PASSAGE
:::
ITEM 1. DESCRIPTION OF REGISTRANT'S SECURITIES TO BE REGISTERED

         On August 8, 1995, the Board of Directors of Crown Crafts, Inc. (the
"Company") declared a dividend of one common share purchase right (a "Right")
for each outstanding share of common stock, par value $1.00 per share (the
"Common Shares"), of the Company. The dividend is payable on August 22, 1995
(the "Record Date") to the shareholders of record on that date. Each Right
entitles the registered holder to purchase from the Company one Common Share at
a price of $86.50 per share (the "Purchase Price"), subject to adjustment. The
description and terms of the Rights are set forth in a Rights Agreement dated as
of August 11, 1995, as amended by Amendment No. 1 to the Rights Agreement
("Amendment No. 1") dated as of April 29, 2003 (as so amended, the "Rights
Agreement"), between the Company and SunTrust Bank (successor by merger to Trust
Company Bank), as Rights Agent (the "Rights Agent").
:::
DATA
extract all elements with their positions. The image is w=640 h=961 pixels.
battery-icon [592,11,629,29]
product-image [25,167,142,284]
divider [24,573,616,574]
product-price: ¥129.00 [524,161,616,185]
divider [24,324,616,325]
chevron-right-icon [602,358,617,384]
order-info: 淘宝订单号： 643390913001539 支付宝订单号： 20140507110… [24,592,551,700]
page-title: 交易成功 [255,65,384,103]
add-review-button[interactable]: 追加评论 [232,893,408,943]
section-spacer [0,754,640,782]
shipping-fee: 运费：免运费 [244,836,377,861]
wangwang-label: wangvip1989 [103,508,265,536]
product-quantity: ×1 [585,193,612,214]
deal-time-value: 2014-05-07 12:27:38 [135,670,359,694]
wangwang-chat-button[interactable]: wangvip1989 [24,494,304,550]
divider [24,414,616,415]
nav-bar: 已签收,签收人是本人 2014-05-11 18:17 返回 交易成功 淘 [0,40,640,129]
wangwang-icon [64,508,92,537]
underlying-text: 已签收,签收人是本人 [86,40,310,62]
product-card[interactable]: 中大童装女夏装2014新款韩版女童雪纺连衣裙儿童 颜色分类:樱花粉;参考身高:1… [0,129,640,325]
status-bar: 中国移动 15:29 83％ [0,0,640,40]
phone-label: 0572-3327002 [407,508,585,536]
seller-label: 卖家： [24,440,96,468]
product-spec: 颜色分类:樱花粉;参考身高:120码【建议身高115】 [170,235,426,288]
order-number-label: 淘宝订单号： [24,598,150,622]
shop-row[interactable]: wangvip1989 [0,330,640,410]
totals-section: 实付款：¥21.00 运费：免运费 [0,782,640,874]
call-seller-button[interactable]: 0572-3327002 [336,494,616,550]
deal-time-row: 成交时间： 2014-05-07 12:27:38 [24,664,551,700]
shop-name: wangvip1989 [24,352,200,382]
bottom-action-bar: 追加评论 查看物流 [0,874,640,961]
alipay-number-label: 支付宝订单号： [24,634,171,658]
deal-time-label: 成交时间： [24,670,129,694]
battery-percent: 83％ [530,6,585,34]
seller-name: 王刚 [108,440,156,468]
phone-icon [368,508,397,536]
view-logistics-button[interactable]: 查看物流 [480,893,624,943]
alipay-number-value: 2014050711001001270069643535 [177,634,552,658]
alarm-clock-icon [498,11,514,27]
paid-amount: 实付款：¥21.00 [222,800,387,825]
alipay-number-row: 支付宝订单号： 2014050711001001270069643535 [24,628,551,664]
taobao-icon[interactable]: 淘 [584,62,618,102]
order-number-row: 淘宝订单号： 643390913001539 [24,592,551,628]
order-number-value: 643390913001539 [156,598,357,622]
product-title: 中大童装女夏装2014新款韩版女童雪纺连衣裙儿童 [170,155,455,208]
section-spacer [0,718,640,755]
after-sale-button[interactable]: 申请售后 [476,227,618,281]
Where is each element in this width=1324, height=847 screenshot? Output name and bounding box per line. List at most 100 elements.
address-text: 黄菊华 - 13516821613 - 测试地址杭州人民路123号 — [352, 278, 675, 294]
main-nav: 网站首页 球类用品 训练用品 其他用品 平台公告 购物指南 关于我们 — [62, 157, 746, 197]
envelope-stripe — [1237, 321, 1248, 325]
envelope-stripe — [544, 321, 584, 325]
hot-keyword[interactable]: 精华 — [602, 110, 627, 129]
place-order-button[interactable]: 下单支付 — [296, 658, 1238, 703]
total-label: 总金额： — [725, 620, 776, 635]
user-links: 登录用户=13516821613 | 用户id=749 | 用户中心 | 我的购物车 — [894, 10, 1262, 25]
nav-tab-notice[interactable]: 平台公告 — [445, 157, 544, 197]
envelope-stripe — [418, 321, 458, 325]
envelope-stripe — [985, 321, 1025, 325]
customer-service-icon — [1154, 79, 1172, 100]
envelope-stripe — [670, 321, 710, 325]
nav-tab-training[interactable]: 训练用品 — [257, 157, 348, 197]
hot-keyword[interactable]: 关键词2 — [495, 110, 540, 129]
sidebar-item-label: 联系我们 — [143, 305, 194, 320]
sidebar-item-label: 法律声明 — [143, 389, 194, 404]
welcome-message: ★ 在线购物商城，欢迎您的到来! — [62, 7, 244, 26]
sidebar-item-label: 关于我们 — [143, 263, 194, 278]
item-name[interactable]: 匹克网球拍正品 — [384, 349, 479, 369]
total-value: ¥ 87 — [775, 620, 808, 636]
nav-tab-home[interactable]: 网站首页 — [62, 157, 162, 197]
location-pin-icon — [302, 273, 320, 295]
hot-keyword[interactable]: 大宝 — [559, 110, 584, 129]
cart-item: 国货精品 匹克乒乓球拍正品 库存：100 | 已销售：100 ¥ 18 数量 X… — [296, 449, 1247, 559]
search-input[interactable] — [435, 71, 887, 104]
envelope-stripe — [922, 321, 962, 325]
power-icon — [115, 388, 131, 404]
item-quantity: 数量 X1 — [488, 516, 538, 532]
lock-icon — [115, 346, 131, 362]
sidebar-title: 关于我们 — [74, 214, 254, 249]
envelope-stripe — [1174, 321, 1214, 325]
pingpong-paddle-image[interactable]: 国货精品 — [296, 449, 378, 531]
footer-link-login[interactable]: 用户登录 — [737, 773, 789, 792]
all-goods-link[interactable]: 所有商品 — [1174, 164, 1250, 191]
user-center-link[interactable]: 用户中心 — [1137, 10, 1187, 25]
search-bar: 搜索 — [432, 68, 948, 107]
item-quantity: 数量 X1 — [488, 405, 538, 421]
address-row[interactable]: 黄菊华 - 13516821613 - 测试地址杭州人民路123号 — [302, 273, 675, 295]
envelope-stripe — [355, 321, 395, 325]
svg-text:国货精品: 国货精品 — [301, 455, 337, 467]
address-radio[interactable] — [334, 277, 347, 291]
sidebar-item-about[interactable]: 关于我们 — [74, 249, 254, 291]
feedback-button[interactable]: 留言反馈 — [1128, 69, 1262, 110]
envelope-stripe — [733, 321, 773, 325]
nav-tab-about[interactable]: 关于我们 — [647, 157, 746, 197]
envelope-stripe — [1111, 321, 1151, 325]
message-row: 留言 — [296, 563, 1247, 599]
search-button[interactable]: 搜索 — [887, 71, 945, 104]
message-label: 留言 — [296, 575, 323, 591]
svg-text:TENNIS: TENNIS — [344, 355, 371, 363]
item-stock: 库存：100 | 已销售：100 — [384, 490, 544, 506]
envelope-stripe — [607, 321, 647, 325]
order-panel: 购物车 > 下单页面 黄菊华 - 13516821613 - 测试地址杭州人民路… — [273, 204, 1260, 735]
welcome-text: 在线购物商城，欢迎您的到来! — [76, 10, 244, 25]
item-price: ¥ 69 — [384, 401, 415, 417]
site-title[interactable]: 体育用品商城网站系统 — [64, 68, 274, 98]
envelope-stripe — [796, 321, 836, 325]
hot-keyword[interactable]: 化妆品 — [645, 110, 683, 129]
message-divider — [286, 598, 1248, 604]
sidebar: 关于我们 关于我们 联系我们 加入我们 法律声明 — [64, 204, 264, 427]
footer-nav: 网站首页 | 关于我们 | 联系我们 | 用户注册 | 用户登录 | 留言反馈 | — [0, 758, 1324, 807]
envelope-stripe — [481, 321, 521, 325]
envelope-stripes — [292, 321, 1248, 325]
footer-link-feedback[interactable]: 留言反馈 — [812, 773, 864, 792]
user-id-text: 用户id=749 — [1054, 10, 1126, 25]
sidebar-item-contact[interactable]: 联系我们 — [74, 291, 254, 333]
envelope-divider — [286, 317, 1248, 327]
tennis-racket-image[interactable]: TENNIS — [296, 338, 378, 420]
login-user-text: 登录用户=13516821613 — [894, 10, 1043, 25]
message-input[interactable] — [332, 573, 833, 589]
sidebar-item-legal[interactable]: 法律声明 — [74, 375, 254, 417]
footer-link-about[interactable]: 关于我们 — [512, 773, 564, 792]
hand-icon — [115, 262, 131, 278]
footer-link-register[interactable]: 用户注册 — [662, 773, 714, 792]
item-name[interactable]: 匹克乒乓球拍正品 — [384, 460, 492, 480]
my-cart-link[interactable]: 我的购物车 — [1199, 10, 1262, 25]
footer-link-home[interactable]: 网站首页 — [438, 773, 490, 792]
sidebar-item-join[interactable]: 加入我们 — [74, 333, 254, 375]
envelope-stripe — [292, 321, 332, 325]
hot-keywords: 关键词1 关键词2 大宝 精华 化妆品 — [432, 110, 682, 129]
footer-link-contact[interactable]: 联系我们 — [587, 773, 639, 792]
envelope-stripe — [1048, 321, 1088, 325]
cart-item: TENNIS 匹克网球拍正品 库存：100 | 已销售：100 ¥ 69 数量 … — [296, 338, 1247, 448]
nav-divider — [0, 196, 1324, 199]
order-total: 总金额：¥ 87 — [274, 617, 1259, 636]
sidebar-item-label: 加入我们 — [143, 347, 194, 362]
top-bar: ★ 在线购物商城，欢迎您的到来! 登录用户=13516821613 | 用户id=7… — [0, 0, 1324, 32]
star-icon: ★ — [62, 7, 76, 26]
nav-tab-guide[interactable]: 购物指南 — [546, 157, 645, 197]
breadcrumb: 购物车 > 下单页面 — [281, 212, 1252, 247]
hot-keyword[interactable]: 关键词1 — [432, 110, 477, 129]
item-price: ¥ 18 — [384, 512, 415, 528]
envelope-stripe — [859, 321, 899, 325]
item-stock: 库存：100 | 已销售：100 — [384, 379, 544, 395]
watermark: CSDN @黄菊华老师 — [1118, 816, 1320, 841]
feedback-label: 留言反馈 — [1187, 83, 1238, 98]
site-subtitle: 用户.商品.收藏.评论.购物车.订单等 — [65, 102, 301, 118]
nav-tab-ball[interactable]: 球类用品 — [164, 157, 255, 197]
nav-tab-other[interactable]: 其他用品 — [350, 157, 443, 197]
:::
Carry on the description of the Crown Crafts share purchase rights from the point where it stops. The rows play no part in this exercise.

         The purpose of the Rights, as amended by Amendment No. 1, is to protect
the Company's ability to carry forward its net operating losses ("NOLs") and,
thus, protect shareholder value. The Company has experienced substantial
operating losses in previous years. Under the Internal Revenue Code and rules
promulgated by the Internal Revenue Service, the Company can "carry forward"
these losses in certain circumstances to offset current and future earnings and
thus reduce its federal income tax liability (subject to certain requirements
and restrictions). The Company believes that it will be able to carry forward
several million dollars of NOLs and that these NOLs, therefore, constitute a
substantial asset of the Company. If the Company experiences an "Ownership
Change," as defined in Section 382 of the Internal Revenue Code, its ability to
use the NOLs could be substantially limited or lost altogether.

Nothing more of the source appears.